= Material supplied =
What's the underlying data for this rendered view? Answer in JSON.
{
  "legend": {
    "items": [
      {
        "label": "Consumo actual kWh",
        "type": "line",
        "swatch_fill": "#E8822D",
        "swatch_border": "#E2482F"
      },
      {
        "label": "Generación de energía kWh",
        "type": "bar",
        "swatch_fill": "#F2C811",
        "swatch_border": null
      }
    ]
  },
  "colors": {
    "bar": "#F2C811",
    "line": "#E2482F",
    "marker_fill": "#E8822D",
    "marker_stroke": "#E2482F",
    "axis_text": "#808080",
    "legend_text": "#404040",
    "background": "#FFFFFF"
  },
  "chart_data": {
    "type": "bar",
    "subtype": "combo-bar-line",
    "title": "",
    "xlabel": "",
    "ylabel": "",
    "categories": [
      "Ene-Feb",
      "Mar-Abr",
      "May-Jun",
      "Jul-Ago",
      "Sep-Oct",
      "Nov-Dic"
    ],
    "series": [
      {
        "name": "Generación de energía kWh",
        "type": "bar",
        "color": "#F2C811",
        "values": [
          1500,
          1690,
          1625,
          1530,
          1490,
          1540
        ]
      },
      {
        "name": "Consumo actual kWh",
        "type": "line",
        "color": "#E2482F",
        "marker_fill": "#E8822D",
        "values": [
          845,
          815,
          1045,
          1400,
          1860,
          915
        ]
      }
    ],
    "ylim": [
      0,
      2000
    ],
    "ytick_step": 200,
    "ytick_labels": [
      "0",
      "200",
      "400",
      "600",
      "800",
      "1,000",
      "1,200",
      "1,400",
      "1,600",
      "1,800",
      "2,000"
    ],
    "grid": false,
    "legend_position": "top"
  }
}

= Problem =
Your task is to retype all of the records exactly.

= The result =
What's the underlying data for this rendered view? Answer in JSON.
{
  "legend": {
    "items": [
      {
        "label": "Consumo actual kWh",
        "type": "line",
        "swatch_fill": "#E8822D",
        "swatch_border": "#E2482F"
      },
      {
        "label": "Generación de energía kWh",
        "type": "bar",
        "swatch_fill": "#F2C811",
        "swatch_border": null
      }
    ]
  },
  "colors": {
    "bar": "#F2C811",
    "line": "#E2482F",
    "marker_fill": "#E8822D",
    "marker_stroke": "#E2482F",
    "axis_text": "#808080",
    "legend_text": "#404040",
    "background": "#FFFFFF"
  },
  "chart_data": {
    "type": "bar",
    "subtype": "combo-bar-line",
    "title": "",
    "xlabel": "",
    "ylabel": "",
    "categories": [
      "Ene-Feb",
      "Mar-Abr",
      "May-Jun",
      "Jul-Ago",
      "Sep-Oct",
      "Nov-Dic"
    ],
    "series": [
      {
        "name": "Generación de energía kWh",
        "type": "bar",
        "color": "#F2C811",
        "values": [
          1500,
          1690,
          1625,
          1530,
          1490,
          1540
        ]
      },
      {
        "name": "Consumo actual kWh",
        "type": "line",
        "color": "#E2482F",
        "marker_fill": "#E8822D",
        "values": [
          845,
          815,
          1045,
          1400,
          1860,
          915
        ]
      }
    ],
    "ylim": [
      0,
      2000
    ],
    "ytick_step": 200,
    "ytick_labels": [
      "0",
      "200",
      "400",
      "600",
      "800",
      "1,000",
      "1,200",
      "1,400",
      "1,600",
      "1,800",
      "2,000"
    ],
    "grid": false,
    "legend_position": "top"
  }
}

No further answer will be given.